_THE PROBLEM_
Restate each of the lines given below, word for word.

------

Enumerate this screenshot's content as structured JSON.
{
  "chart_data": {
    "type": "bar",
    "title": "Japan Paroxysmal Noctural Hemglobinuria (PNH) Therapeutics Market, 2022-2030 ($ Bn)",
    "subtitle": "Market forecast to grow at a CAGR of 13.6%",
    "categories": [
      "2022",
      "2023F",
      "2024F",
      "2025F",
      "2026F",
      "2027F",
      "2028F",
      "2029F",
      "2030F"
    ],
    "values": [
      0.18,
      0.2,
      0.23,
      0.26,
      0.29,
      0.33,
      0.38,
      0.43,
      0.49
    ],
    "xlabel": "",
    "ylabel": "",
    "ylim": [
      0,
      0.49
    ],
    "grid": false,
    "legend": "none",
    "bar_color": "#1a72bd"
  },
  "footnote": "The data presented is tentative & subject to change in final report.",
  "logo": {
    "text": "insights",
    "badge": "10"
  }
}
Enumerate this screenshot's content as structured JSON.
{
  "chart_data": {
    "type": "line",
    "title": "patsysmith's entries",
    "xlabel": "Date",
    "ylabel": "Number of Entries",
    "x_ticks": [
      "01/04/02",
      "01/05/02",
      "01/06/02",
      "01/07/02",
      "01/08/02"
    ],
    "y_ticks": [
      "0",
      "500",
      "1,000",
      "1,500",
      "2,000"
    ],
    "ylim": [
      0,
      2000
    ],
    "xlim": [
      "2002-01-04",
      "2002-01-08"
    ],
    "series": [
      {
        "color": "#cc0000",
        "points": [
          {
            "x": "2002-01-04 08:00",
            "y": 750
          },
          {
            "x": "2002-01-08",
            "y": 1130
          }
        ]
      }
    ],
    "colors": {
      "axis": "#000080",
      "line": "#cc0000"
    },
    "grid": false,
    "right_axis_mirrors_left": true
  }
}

------

_REPLY TO THE EXERCISE_
Enumerate this screenshot's content as structured JSON.
{
  "chart_data": {
    "type": "bar",
    "title": "Japan Paroxysmal Noctural Hemglobinuria (PNH) Therapeutics Market, 2022-2030 ($ Bn)",
    "subtitle": "Market forecast to grow at a CAGR of 13.6%",
    "categories": [
      "2022",
      "2023F",
      "2024F",
      "2025F",
      "2026F",
      "2027F",
      "2028F",
      "2029F",
      "2030F"
    ],
    "values": [
      0.18,
      0.2,
      0.23,
      0.26,
      0.29,
      0.33,
      0.38,
      0.43,
      0.49
    ],
    "xlabel": "",
    "ylabel": "",
    "ylim": [
      0,
      0.49
    ],
    "grid": false,
    "legend": "none",
    "bar_color": "#1a72bd"
  },
  "footnote": "The data presented is tentative & subject to change in final report.",
  "logo": {
    "text": "insights",
    "badge": "10"
  }
}
Enumerate this screenshot's content as structured JSON.
{
  "chart_data": {
    "type": "line",
    "title": "patsysmith's entries",
    "xlabel": "Date",
    "ylabel": "Number of Entries",
    "x_ticks": [
      "01/04/02",
      "01/05/02",
      "01/06/02",
      "01/07/02",
      "01/08/02"
    ],
    "y_ticks": [
      "0",
      "500",
      "1,000",
      "1,500",
      "2,000"
    ],
    "ylim": [
      0,
      2000
    ],
    "xlim": [
      "2002-01-04",
      "2002-01-08"
    ],
    "series": [
      {
        "color": "#cc0000",
        "points": [
          {
            "x": "2002-01-04 08:00",
            "y": 750
          },
          {
            "x": "2002-01-08",
            "y": 1130
          }
        ]
      }
    ],
    "colors": {
      "axis": "#000080",
      "line": "#cc0000"
    },
    "grid": false,
    "right_axis_mirrors_left": true
  }
}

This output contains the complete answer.